■ **Instructions to follow**
Can you print every record below exactly as written?

Lines of data:
┄┄┄┄┄┄

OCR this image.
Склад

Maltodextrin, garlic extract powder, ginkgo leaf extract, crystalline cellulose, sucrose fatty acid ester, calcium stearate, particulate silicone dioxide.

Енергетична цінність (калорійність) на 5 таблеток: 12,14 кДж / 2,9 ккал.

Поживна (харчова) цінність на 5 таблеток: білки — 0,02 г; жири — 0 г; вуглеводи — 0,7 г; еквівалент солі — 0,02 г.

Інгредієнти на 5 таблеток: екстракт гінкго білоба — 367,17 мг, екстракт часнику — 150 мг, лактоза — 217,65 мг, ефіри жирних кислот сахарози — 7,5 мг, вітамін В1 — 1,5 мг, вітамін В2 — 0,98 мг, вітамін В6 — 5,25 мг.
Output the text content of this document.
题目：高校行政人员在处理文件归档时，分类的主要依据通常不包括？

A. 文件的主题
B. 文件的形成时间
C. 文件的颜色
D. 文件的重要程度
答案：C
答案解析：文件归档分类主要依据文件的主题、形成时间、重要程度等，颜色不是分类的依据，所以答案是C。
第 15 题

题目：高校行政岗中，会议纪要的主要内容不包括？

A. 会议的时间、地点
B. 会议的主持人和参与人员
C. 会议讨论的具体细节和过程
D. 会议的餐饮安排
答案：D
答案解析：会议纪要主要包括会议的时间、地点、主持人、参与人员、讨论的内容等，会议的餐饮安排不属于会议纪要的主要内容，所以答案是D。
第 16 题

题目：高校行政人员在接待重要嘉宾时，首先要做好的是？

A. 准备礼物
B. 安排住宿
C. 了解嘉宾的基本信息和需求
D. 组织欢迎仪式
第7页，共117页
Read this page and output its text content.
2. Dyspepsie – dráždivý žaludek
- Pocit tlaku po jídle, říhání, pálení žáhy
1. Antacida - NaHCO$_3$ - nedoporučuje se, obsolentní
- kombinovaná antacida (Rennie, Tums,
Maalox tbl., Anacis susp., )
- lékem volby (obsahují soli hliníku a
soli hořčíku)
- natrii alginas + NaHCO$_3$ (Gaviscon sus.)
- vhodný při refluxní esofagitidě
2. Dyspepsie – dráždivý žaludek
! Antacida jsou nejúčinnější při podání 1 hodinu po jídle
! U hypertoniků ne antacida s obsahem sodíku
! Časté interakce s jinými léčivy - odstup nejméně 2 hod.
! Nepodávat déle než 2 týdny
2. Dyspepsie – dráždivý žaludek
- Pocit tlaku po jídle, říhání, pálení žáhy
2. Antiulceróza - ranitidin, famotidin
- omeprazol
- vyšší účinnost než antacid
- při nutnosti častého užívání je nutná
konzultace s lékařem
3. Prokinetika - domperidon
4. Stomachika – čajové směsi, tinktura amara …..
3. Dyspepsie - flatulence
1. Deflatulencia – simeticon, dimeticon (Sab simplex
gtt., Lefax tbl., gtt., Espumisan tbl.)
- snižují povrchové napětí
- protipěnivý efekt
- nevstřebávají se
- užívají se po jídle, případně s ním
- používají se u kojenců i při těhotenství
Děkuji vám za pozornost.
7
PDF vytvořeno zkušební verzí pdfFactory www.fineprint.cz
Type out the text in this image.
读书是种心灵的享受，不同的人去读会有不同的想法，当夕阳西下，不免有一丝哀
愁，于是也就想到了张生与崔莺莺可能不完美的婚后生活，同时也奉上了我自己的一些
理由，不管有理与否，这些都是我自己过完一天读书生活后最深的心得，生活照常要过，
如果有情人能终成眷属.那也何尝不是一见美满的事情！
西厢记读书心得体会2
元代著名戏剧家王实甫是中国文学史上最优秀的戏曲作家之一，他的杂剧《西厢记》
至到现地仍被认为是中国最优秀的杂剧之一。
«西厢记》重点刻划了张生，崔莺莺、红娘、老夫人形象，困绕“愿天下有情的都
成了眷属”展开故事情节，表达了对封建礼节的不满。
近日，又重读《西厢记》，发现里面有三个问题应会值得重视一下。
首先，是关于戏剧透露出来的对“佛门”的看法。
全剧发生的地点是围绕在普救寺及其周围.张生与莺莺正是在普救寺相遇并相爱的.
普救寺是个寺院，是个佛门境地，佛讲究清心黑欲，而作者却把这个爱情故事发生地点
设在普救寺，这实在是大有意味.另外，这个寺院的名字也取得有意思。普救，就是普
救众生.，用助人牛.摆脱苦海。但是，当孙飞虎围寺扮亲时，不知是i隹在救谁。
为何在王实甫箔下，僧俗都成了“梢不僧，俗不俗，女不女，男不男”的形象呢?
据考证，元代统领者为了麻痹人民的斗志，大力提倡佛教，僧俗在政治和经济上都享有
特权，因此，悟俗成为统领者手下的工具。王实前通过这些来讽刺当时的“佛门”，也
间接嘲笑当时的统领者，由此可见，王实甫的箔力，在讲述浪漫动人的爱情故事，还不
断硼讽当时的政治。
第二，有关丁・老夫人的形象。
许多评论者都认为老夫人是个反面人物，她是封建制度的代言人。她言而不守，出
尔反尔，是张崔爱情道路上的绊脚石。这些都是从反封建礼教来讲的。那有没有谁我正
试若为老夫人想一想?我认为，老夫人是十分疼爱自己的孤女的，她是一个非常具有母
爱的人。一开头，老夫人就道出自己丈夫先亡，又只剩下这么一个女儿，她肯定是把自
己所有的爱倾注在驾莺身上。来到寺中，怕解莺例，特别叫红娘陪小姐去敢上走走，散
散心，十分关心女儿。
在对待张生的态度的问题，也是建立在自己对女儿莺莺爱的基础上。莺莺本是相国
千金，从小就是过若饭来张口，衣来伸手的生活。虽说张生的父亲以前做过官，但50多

┄┄┄┄┄┄

■ **Solution below**
OCR this image.
Склад

Maltodextrin, garlic extract powder, ginkgo leaf extract, crystalline cellulose, sucrose fatty acid ester, calcium stearate, particulate silicone dioxide.

Енергетична цінність (калорійність) на 5 таблеток: 12,14 кДж / 2,9 ккал.

Поживна (харчова) цінність на 5 таблеток: білки — 0,02 г; жири — 0 г; вуглеводи — 0,7 г; еквівалент солі — 0,02 г.

Інгредієнти на 5 таблеток: екстракт гінкго білоба — 367,17 мг, екстракт часнику — 150 мг, лактоза — 217,65 мг, ефіри жирних кислот сахарози — 7,5 мг, вітамін В1 — 1,5 мг, вітамін В2 — 0,98 мг, вітамін В6 — 5,25 мг.
Output the text content of this document.
题目：高校行政人员在处理文件归档时，分类的主要依据通常不包括？

A. 文件的主题
B. 文件的形成时间
C. 文件的颜色
D. 文件的重要程度
答案：C
答案解析：文件归档分类主要依据文件的主题、形成时间、重要程度等，颜色不是分类的依据，所以答案是C。
第 15 题

题目：高校行政岗中，会议纪要的主要内容不包括？

A. 会议的时间、地点
B. 会议的主持人和参与人员
C. 会议讨论的具体细节和过程
D. 会议的餐饮安排
答案：D
答案解析：会议纪要主要包括会议的时间、地点、主持人、参与人员、讨论的内容等，会议的餐饮安排不属于会议纪要的主要内容，所以答案是D。
第 16 题

题目：高校行政人员在接待重要嘉宾时，首先要做好的是？

A. 准备礼物
B. 安排住宿
C. 了解嘉宾的基本信息和需求
D. 组织欢迎仪式
第7页，共117页
Read this page and output its text content.
2. Dyspepsie – dráždivý žaludek
- Pocit tlaku po jídle, říhání, pálení žáhy
1. Antacida - NaHCO$_3$ - nedoporučuje se, obsolentní
- kombinovaná antacida (Rennie, Tums,
Maalox tbl., Anacis susp., )
- lékem volby (obsahují soli hliníku a
soli hořčíku)
- natrii alginas + NaHCO$_3$ (Gaviscon sus.)
- vhodný při refluxní esofagitidě
2. Dyspepsie – dráždivý žaludek
! Antacida jsou nejúčinnější při podání 1 hodinu po jídle
! U hypertoniků ne antacida s obsahem sodíku
! Časté interakce s jinými léčivy - odstup nejméně 2 hod.
! Nepodávat déle než 2 týdny
2. Dyspepsie – dráždivý žaludek
- Pocit tlaku po jídle, říhání, pálení žáhy
2. Antiulceróza - ranitidin, famotidin
- omeprazol
- vyšší účinnost než antacid
- při nutnosti častého užívání je nutná
konzultace s lékařem
3. Prokinetika - domperidon
4. Stomachika – čajové směsi, tinktura amara …..
3. Dyspepsie - flatulence
1. Deflatulencia – simeticon, dimeticon (Sab simplex
gtt., Lefax tbl., gtt., Espumisan tbl.)
- snižují povrchové napětí
- protipěnivý efekt
- nevstřebávají se
- užívají se po jídle, případně s ním
- používají se u kojenců i při těhotenství
Děkuji vám za pozornost.
7
PDF vytvořeno zkušební verzí pdfFactory www.fineprint.cz
Type out the text in this image.
读书是种心灵的享受，不同的人去读会有不同的想法，当夕阳西下，不免有一丝哀
愁，于是也就想到了张生与崔莺莺可能不完美的婚后生活，同时也奉上了我自己的一些
理由，不管有理与否，这些都是我自己过完一天读书生活后最深的心得，生活照常要过，
如果有情人能终成眷属.那也何尝不是一见美满的事情！
西厢记读书心得体会2
元代著名戏剧家王实甫是中国文学史上最优秀的戏曲作家之一，他的杂剧《西厢记》
至到现地仍被认为是中国最优秀的杂剧之一。
«西厢记》重点刻划了张生，崔莺莺、红娘、老夫人形象，困绕“愿天下有情的都
成了眷属”展开故事情节，表达了对封建礼节的不满。
近日，又重读《西厢记》，发现里面有三个问题应会值得重视一下。
首先，是关于戏剧透露出来的对“佛门”的看法。
全剧发生的地点是围绕在普救寺及其周围.张生与莺莺正是在普救寺相遇并相爱的.
普救寺是个寺院，是个佛门境地，佛讲究清心黑欲，而作者却把这个爱情故事发生地点
设在普救寺，这实在是大有意味.另外，这个寺院的名字也取得有意思。普救，就是普
救众生.，用助人牛.摆脱苦海。但是，当孙飞虎围寺扮亲时，不知是i隹在救谁。
为何在王实甫箔下，僧俗都成了“梢不僧，俗不俗，女不女，男不男”的形象呢?
据考证，元代统领者为了麻痹人民的斗志，大力提倡佛教，僧俗在政治和经济上都享有
特权，因此，悟俗成为统领者手下的工具。王实前通过这些来讽刺当时的“佛门”，也
间接嘲笑当时的统领者，由此可见，王实甫的箔力，在讲述浪漫动人的爱情故事，还不
断硼讽当时的政治。
第二，有关丁・老夫人的形象。
许多评论者都认为老夫人是个反面人物，她是封建制度的代言人。她言而不守，出
尔反尔，是张崔爱情道路上的绊脚石。这些都是从反封建礼教来讲的。那有没有谁我正
试若为老夫人想一想?我认为，老夫人是十分疼爱自己的孤女的，她是一个非常具有母
爱的人。一开头，老夫人就道出自己丈夫先亡，又只剩下这么一个女儿，她肯定是把自
己所有的爱倾注在驾莺身上。来到寺中，怕解莺例，特别叫红娘陪小姐去敢上走走，散
散心，十分关心女儿。
在对待张生的态度的问题，也是建立在自己对女儿莺莺爱的基础上。莺莺本是相国
千金，从小就是过若饭来张口，衣来伸手的生活。虽说张生的父亲以前做过官，但50多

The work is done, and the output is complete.